Quote the whole listing word for word. Do not include the pictures.

◆ **Stored records**

--- start ---

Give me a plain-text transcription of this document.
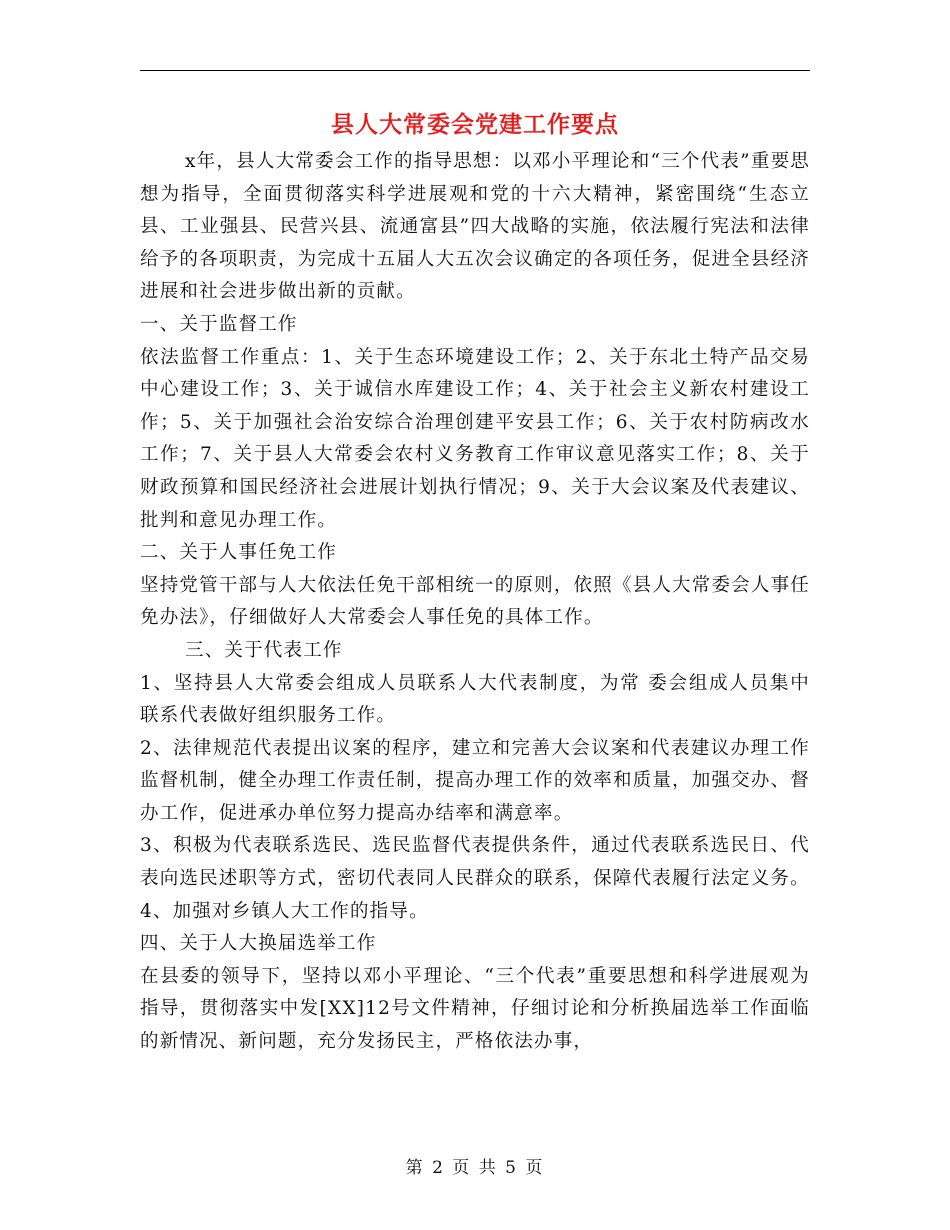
县人大常委会党建工作要点

x年，县人大常委会工作的指导思想：以邓小平理论和“三个代表”重要思想为指导，全面贯彻落实科学进展观和党的十六大精神，紧密围绕“生态立县、工业强县、民营兴县、流通富县”四大战略的实施，依法履行宪法和法律给予的各项职责，为完成十五届人大五次会议确定的各项任务，促进全县经济进展和社会进步做出新的贡献。

一、关于监督工作

依法监督工作重点：1、关于生态环境建设工作；2、关于东北土特产品交易中心建设工作；3、关于诚信水库建设工作；4、关于社会主义新农村建设工作；5、关于加强社会治安综合治理创建平安县工作；6、关于农村防病改水工作；7、关于县人大常委会农村义务教育工作审议意见落实工作；8、关于财政预算和国民经济社会进展计划执行情况；9、关于大会议案及代表建议、批判和意见办理工作。

二、关于人事任免工作

坚持党管干部与人大依法任免干部相统一的原则，依照《县人大常委会人事任免办法》，仔细做好人大常委会人事任免的具体工作。

三、关于代表工作

1、坚持县人大常委会组成人员联系人大代表制度，为常 委会组成人员集中联系代表做好组织服务工作。

2、法律规范代表提出议案的程序，建立和完善大会议案和代表建议办理工作监督机制，健全办理工作责任制，提高办理工作的效率和质量，加强交办、督办工作，促进承办单位努力提高办结率和满意率。

3、积极为代表联系选民、选民监督代表提供条件，通过代表联系选民日、代表向选民述职等方式，密切代表同人民群众的联系，保障代表履行法定义务。

4、加强对乡镇人大工作的指导。

四、关于人大换届选举工作

在县委的领导下，坚持以邓小平理论、“三个代表”重要思想和科学进展观为指导，贯彻落实中发[XX]12号文件精神，仔细讨论和分析换届选举工作面临的新情况、新问题，充分发扬民主，严格依法办事，

第 2 页 共 5 页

--- end ---

◆ **RESPONSE TO THE TASK**
Give me a plain-text transcription of this document.
县人大常委会党建工作要点

x年，县人大常委会工作的指导思想：以邓小平理论和“三个代表”重要思想为指导，全面贯彻落实科学进展观和党的十六大精神，紧密围绕“生态立县、工业强县、民营兴县、流通富县”四大战略的实施，依法履行宪法和法律给予的各项职责，为完成十五届人大五次会议确定的各项任务，促进全县经济进展和社会进步做出新的贡献。

一、关于监督工作

依法监督工作重点：1、关于生态环境建设工作；2、关于东北土特产品交易中心建设工作；3、关于诚信水库建设工作；4、关于社会主义新农村建设工作；5、关于加强社会治安综合治理创建平安县工作；6、关于农村防病改水工作；7、关于县人大常委会农村义务教育工作审议意见落实工作；8、关于财政预算和国民经济社会进展计划执行情况；9、关于大会议案及代表建议、批判和意见办理工作。

二、关于人事任免工作

坚持党管干部与人大依法任免干部相统一的原则，依照《县人大常委会人事任免办法》，仔细做好人大常委会人事任免的具体工作。

三、关于代表工作

1、坚持县人大常委会组成人员联系人大代表制度，为常 委会组成人员集中联系代表做好组织服务工作。

2、法律规范代表提出议案的程序，建立和完善大会议案和代表建议办理工作监督机制，健全办理工作责任制，提高办理工作的效率和质量，加强交办、督办工作，促进承办单位努力提高办结率和满意率。

3、积极为代表联系选民、选民监督代表提供条件，通过代表联系选民日、代表向选民述职等方式，密切代表同人民群众的联系，保障代表履行法定义务。

4、加强对乡镇人大工作的指导。

四、关于人大换届选举工作

在县委的领导下，坚持以邓小平理论、“三个代表”重要思想和科学进展观为指导，贯彻落实中发[XX]12号文件精神，仔细讨论和分析换届选举工作面临的新情况、新问题，充分发扬民主，严格依法办事，

第 2 页 共 5 页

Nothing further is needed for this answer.